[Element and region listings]

==========

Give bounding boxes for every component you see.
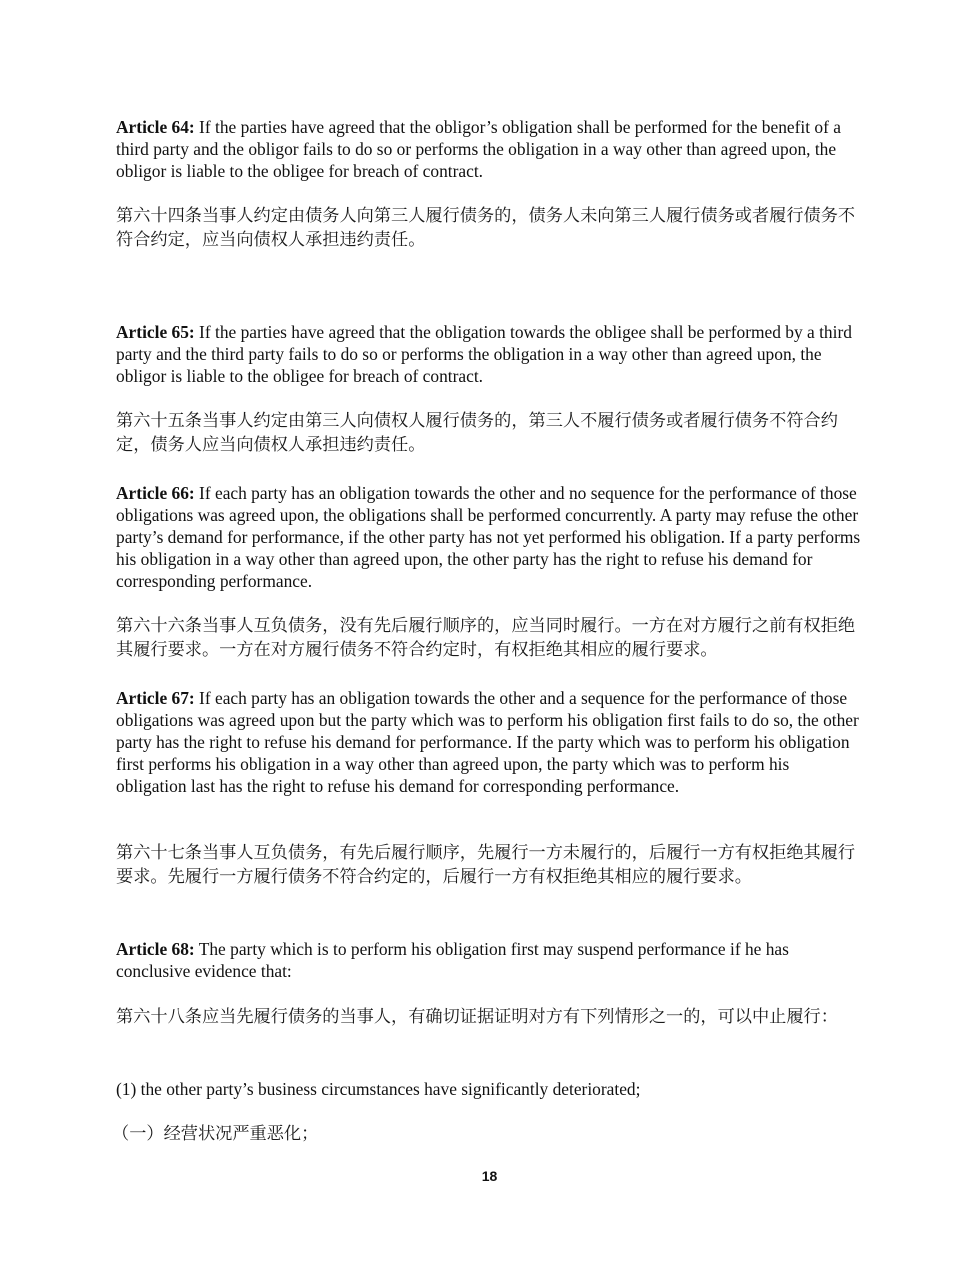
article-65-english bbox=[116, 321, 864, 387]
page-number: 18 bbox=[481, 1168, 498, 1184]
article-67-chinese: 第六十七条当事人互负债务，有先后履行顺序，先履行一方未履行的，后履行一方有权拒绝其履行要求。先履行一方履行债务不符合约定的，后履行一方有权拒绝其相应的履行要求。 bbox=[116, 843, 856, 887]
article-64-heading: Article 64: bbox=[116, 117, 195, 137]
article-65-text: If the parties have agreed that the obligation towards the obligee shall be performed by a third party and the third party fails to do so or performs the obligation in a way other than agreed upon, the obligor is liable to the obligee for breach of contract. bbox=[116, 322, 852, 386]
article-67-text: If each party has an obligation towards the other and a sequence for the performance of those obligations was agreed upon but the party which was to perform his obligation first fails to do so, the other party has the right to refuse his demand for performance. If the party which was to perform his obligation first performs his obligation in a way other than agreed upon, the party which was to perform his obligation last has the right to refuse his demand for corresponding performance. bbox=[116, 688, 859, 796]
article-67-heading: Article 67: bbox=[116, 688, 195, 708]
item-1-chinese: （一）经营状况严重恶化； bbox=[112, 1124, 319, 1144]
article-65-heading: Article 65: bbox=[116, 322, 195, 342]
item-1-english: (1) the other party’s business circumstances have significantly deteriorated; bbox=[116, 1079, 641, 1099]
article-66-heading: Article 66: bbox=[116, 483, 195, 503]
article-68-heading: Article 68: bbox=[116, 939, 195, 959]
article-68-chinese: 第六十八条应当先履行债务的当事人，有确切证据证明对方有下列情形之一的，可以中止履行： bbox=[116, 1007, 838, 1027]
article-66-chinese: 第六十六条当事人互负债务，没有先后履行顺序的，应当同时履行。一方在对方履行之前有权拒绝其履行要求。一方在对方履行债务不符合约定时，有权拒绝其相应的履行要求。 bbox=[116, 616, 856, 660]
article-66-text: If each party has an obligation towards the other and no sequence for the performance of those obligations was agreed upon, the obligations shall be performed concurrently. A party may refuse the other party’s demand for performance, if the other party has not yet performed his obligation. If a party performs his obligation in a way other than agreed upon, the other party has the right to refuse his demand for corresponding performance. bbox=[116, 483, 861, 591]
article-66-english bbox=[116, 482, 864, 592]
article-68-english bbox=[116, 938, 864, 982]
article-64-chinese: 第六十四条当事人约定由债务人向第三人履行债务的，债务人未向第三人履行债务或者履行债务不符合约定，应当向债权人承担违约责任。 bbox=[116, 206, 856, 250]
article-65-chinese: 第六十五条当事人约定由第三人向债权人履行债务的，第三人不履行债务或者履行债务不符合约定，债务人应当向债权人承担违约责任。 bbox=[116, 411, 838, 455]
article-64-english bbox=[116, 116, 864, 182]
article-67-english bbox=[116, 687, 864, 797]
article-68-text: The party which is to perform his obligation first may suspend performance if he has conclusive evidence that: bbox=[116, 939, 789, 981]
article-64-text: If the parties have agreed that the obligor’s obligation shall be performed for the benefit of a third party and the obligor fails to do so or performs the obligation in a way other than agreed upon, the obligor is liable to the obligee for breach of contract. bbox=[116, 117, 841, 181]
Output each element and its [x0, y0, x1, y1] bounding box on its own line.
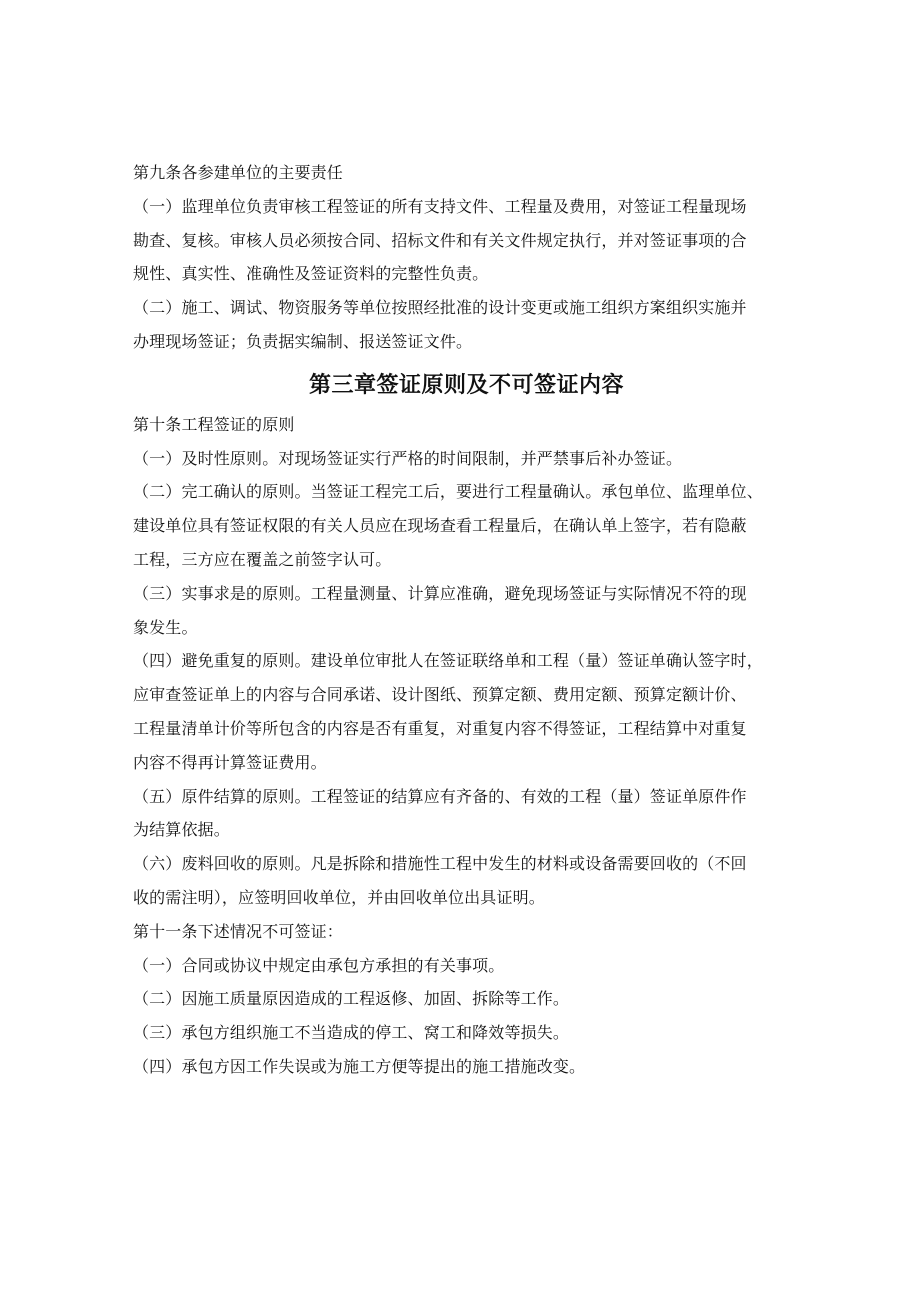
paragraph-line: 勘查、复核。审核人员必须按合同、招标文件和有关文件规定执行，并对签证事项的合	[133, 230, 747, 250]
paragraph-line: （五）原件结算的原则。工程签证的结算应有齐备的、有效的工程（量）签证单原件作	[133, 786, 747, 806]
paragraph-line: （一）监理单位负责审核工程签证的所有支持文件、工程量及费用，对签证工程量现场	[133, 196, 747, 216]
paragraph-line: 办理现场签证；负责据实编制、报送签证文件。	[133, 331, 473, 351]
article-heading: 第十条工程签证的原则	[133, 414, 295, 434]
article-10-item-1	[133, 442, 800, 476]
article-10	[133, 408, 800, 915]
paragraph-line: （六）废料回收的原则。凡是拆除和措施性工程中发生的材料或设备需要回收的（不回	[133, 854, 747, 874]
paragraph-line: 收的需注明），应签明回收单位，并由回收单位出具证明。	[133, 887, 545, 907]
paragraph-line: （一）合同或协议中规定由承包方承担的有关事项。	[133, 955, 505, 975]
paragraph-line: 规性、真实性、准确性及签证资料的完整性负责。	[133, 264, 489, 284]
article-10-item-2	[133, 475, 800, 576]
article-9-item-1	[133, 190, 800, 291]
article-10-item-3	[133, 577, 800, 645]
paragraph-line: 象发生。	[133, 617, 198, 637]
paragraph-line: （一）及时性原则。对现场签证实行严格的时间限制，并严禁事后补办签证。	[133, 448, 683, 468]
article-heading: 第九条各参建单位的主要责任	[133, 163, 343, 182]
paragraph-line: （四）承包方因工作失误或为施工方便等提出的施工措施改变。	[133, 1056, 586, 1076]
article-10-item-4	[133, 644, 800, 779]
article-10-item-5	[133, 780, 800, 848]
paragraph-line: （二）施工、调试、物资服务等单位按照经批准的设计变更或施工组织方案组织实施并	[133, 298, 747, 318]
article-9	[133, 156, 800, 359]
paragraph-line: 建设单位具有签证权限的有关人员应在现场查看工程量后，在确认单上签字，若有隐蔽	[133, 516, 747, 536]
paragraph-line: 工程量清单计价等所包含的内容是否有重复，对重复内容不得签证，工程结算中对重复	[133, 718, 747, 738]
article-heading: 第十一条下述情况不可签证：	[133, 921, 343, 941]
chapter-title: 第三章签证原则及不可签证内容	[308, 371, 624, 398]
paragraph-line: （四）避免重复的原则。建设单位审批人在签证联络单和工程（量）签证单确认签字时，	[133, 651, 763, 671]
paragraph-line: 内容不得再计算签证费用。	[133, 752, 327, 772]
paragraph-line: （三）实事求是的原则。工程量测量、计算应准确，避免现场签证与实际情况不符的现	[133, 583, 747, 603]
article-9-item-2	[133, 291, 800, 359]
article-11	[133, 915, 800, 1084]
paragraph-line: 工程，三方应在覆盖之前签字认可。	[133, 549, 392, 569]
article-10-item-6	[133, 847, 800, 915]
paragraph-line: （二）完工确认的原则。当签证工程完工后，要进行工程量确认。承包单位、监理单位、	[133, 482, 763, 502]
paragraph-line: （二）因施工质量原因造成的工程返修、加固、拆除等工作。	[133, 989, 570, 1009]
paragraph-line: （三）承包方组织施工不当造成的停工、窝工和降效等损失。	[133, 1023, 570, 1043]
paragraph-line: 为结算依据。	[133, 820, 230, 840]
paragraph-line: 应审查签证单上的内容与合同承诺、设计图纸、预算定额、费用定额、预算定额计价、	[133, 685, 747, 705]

==========

Reproduce every line of the listings above word for word, leaving out the pictures.

Give bounding boxes for every component you see.
article-65-english bbox=[116, 321, 864, 387]
page-number: 18 bbox=[481, 1168, 498, 1184]
article-67-chinese: 第六十七条当事人互负债务，有先后履行顺序，先履行一方未履行的，后履行一方有权拒绝其履行要求。先履行一方履行债务不符合约定的，后履行一方有权拒绝其相应的履行要求。 bbox=[116, 843, 856, 887]
article-64-heading: Article 64: bbox=[116, 117, 195, 137]
article-65-text: If the parties have agreed that the obligation towards the obligee shall be performed by a third party and the third party fails to do so or performs the obligation in a way other than agreed upon, the obligor is liable to the obligee for breach of contract. bbox=[116, 322, 852, 386]
article-67-text: If each party has an obligation towards the other and a sequence for the performance of those obligations was agreed upon but the party which was to perform his obligation first fails to do so, the other party has the right to refuse his demand for performance. If the party which was to perform his obligation first performs his obligation in a way other than agreed upon, the party which was to perform his obligation last has the right to refuse his demand for corresponding performance. bbox=[116, 688, 859, 796]
article-67-heading: Article 67: bbox=[116, 688, 195, 708]
item-1-chinese: （一）经营状况严重恶化； bbox=[112, 1124, 319, 1144]
article-65-heading: Article 65: bbox=[116, 322, 195, 342]
item-1-english: (1) the other party’s business circumstances have significantly deteriorated; bbox=[116, 1079, 641, 1099]
article-66-heading: Article 66: bbox=[116, 483, 195, 503]
article-68-heading: Article 68: bbox=[116, 939, 195, 959]
article-68-chinese: 第六十八条应当先履行债务的当事人，有确切证据证明对方有下列情形之一的，可以中止履行： bbox=[116, 1007, 838, 1027]
article-66-chinese: 第六十六条当事人互负债务，没有先后履行顺序的，应当同时履行。一方在对方履行之前有权拒绝其履行要求。一方在对方履行债务不符合约定时，有权拒绝其相应的履行要求。 bbox=[116, 616, 856, 660]
article-66-text: If each party has an obligation towards the other and no sequence for the performance of those obligations was agreed upon, the obligations shall be performed concurrently. A party may refuse the other party’s demand for performance, if the other party has not yet performed his obligation. If a party performs his obligation in a way other than agreed upon, the other party has the right to refuse his demand for corresponding performance. bbox=[116, 483, 861, 591]
article-66-english bbox=[116, 482, 864, 592]
article-68-english bbox=[116, 938, 864, 982]
article-64-chinese: 第六十四条当事人约定由债务人向第三人履行债务的，债务人未向第三人履行债务或者履行债务不符合约定，应当向债权人承担违约责任。 bbox=[116, 206, 856, 250]
article-65-chinese: 第六十五条当事人约定由第三人向债权人履行债务的，第三人不履行债务或者履行债务不符合约定，债务人应当向债权人承担违约责任。 bbox=[116, 411, 838, 455]
article-64-english bbox=[116, 116, 864, 182]
article-67-english bbox=[116, 687, 864, 797]
article-68-text: The party which is to perform his obligation first may suspend performance if he has conclusive evidence that: bbox=[116, 939, 789, 981]
article-64-text: If the parties have agreed that the obligor’s obligation shall be performed for the benefit of a third party and the obligor fails to do so or performs the obligation in a way other than agreed upon, the obligor is liable to the obligee for breach of contract. bbox=[116, 117, 841, 181]
Output each element and its [x0, y0, x1, y1] bounding box on its own line.
paragraph-line: 勘查、复核。审核人员必须按合同、招标文件和有关文件规定执行，并对签证事项的合	[133, 230, 747, 250]
paragraph-line: （五）原件结算的原则。工程签证的结算应有齐备的、有效的工程（量）签证单原件作	[133, 786, 747, 806]
paragraph-line: （一）监理单位负责审核工程签证的所有支持文件、工程量及费用，对签证工程量现场	[133, 196, 747, 216]
paragraph-line: 办理现场签证；负责据实编制、报送签证文件。	[133, 331, 473, 351]
article-heading: 第十条工程签证的原则	[133, 414, 295, 434]
article-10-item-1	[133, 442, 800, 476]
article-10	[133, 408, 800, 915]
paragraph-line: （六）废料回收的原则。凡是拆除和措施性工程中发生的材料或设备需要回收的（不回	[133, 854, 747, 874]
paragraph-line: 收的需注明），应签明回收单位，并由回收单位出具证明。	[133, 887, 545, 907]
paragraph-line: （一）合同或协议中规定由承包方承担的有关事项。	[133, 955, 505, 975]
paragraph-line: 规性、真实性、准确性及签证资料的完整性负责。	[133, 264, 489, 284]
article-10-item-2	[133, 475, 800, 576]
article-9-item-1	[133, 190, 800, 291]
article-10-item-3	[133, 577, 800, 645]
paragraph-line: 象发生。	[133, 617, 198, 637]
paragraph-line: （一）及时性原则。对现场签证实行严格的时间限制，并严禁事后补办签证。	[133, 448, 683, 468]
article-heading: 第九条各参建单位的主要责任	[133, 163, 343, 182]
paragraph-line: （四）承包方因工作失误或为施工方便等提出的施工措施改变。	[133, 1056, 586, 1076]
article-10-item-4	[133, 644, 800, 779]
article-10-item-5	[133, 780, 800, 848]
paragraph-line: （二）施工、调试、物资服务等单位按照经批准的设计变更或施工组织方案组织实施并	[133, 298, 747, 318]
article-9	[133, 156, 800, 359]
paragraph-line: 建设单位具有签证权限的有关人员应在现场查看工程量后，在确认单上签字，若有隐蔽	[133, 516, 747, 536]
paragraph-line: 工程量清单计价等所包含的内容是否有重复，对重复内容不得签证，工程结算中对重复	[133, 718, 747, 738]
article-heading: 第十一条下述情况不可签证：	[133, 921, 343, 941]
chapter-title: 第三章签证原则及不可签证内容	[308, 371, 624, 398]
paragraph-line: （四）避免重复的原则。建设单位审批人在签证联络单和工程（量）签证单确认签字时，	[133, 651, 763, 671]
paragraph-line: 内容不得再计算签证费用。	[133, 752, 327, 772]
paragraph-line: （三）实事求是的原则。工程量测量、计算应准确，避免现场签证与实际情况不符的现	[133, 583, 747, 603]
article-9-item-2	[133, 291, 800, 359]
article-11	[133, 915, 800, 1084]
paragraph-line: 工程，三方应在覆盖之前签字认可。	[133, 549, 392, 569]
article-10-item-6	[133, 847, 800, 915]
paragraph-line: （二）完工确认的原则。当签证工程完工后，要进行工程量确认。承包单位、监理单位、	[133, 482, 763, 502]
paragraph-line: （二）因施工质量原因造成的工程返修、加固、拆除等工作。	[133, 989, 570, 1009]
paragraph-line: （三）承包方组织施工不当造成的停工、窝工和降效等损失。	[133, 1023, 570, 1043]
paragraph-line: 为结算依据。	[133, 820, 230, 840]
paragraph-line: 应审查签证单上的内容与合同承诺、设计图纸、预算定额、费用定额、预算定额计价、	[133, 685, 747, 705]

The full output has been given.